■ **Material supplied**:

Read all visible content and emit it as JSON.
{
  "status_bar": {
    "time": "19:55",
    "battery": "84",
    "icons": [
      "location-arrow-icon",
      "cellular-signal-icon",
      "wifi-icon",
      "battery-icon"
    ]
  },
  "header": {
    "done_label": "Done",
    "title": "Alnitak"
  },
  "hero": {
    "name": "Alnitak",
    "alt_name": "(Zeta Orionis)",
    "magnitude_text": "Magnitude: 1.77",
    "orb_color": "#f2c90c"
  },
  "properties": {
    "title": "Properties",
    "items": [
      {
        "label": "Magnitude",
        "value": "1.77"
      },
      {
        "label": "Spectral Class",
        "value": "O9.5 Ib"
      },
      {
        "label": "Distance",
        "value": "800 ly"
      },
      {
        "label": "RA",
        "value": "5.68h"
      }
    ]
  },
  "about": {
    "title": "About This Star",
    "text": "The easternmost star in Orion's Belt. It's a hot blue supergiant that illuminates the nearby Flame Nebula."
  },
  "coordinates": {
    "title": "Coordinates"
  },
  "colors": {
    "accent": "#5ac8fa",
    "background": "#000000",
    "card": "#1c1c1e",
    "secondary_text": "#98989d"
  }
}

■ **What you should do**: Set down the entries above again, word for word.

■ **Exercise response**:
Read all visible content and emit it as JSON.
{
  "status_bar": {
    "time": "19:55",
    "battery": "84",
    "icons": [
      "location-arrow-icon",
      "cellular-signal-icon",
      "wifi-icon",
      "battery-icon"
    ]
  },
  "header": {
    "done_label": "Done",
    "title": "Alnitak"
  },
  "hero": {
    "name": "Alnitak",
    "alt_name": "(Zeta Orionis)",
    "magnitude_text": "Magnitude: 1.77",
    "orb_color": "#f2c90c"
  },
  "properties": {
    "title": "Properties",
    "items": [
      {
        "label": "Magnitude",
        "value": "1.77"
      },
      {
        "label": "Spectral Class",
        "value": "O9.5 Ib"
      },
      {
        "label": "Distance",
        "value": "800 ly"
      },
      {
        "label": "RA",
        "value": "5.68h"
      }
    ]
  },
  "about": {
    "title": "About This Star",
    "text": "The easternmost star in Orion's Belt. It's a hot blue supergiant that illuminates the nearby Flame Nebula."
  },
  "coordinates": {
    "title": "Coordinates"
  },
  "colors": {
    "accent": "#5ac8fa",
    "background": "#000000",
    "card": "#1c1c1e",
    "secondary_text": "#98989d"
  }
}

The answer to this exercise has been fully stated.